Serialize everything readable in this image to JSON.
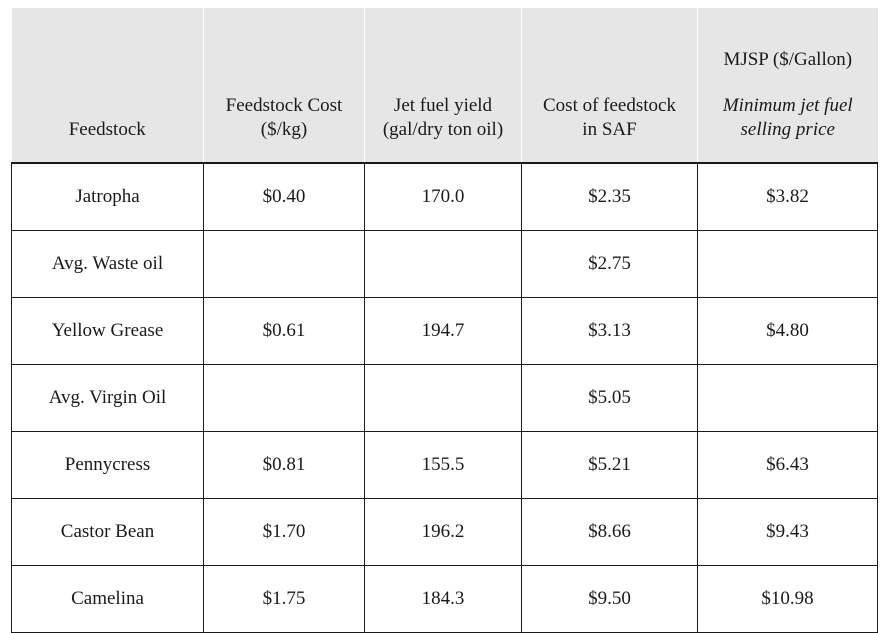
{
  "headers": {
    "feedstock": "Feedstock",
    "feedstock_cost": [
      "Feedstock Cost",
      "($/kg)"
    ],
    "jet_fuel_yield": [
      "Jet fuel yield",
      "(gal/dry ton oil)"
    ],
    "cost_in_saf": [
      "Cost of feedstock",
      "in SAF"
    ],
    "mjsp_title": "MJSP ($/Gallon)",
    "mjsp_sub": [
      "Minimum jet fuel",
      "selling price"
    ]
  },
  "rows": [
    {
      "feedstock": "Jatropha",
      "cost": "$0.40",
      "yield": "170.0",
      "saf": "$2.35",
      "mjsp": "$3.82"
    },
    {
      "feedstock": "Avg. Waste oil",
      "cost": "",
      "yield": "",
      "saf": "$2.75",
      "mjsp": ""
    },
    {
      "feedstock": "Yellow Grease",
      "cost": "$0.61",
      "yield": "194.7",
      "saf": "$3.13",
      "mjsp": "$4.80"
    },
    {
      "feedstock": "Avg. Virgin Oil",
      "cost": "",
      "yield": "",
      "saf": "$5.05",
      "mjsp": ""
    },
    {
      "feedstock": "Pennycress",
      "cost": "$0.81",
      "yield": "155.5",
      "saf": "$5.21",
      "mjsp": "$6.43"
    },
    {
      "feedstock": "Castor Bean",
      "cost": "$1.70",
      "yield": "196.2",
      "saf": "$8.66",
      "mjsp": "$9.43"
    },
    {
      "feedstock": "Camelina",
      "cost": "$1.75",
      "yield": "184.3",
      "saf": "$9.50",
      "mjsp": "$10.98"
    }
  ]
}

» Task prompt
Omit every picture while copying the listing above exactly.

» Answer for the task
Serialize everything readable in this image to JSON.
{
  "headers": {
    "feedstock": "Feedstock",
    "feedstock_cost": [
      "Feedstock Cost",
      "($/kg)"
    ],
    "jet_fuel_yield": [
      "Jet fuel yield",
      "(gal/dry ton oil)"
    ],
    "cost_in_saf": [
      "Cost of feedstock",
      "in SAF"
    ],
    "mjsp_title": "MJSP ($/Gallon)",
    "mjsp_sub": [
      "Minimum jet fuel",
      "selling price"
    ]
  },
  "rows": [
    {
      "feedstock": "Jatropha",
      "cost": "$0.40",
      "yield": "170.0",
      "saf": "$2.35",
      "mjsp": "$3.82"
    },
    {
      "feedstock": "Avg. Waste oil",
      "cost": "",
      "yield": "",
      "saf": "$2.75",
      "mjsp": ""
    },
    {
      "feedstock": "Yellow Grease",
      "cost": "$0.61",
      "yield": "194.7",
      "saf": "$3.13",
      "mjsp": "$4.80"
    },
    {
      "feedstock": "Avg. Virgin Oil",
      "cost": "",
      "yield": "",
      "saf": "$5.05",
      "mjsp": ""
    },
    {
      "feedstock": "Pennycress",
      "cost": "$0.81",
      "yield": "155.5",
      "saf": "$5.21",
      "mjsp": "$6.43"
    },
    {
      "feedstock": "Castor Bean",
      "cost": "$1.70",
      "yield": "196.2",
      "saf": "$8.66",
      "mjsp": "$9.43"
    },
    {
      "feedstock": "Camelina",
      "cost": "$1.75",
      "yield": "184.3",
      "saf": "$9.50",
      "mjsp": "$10.98"
    }
  ]
}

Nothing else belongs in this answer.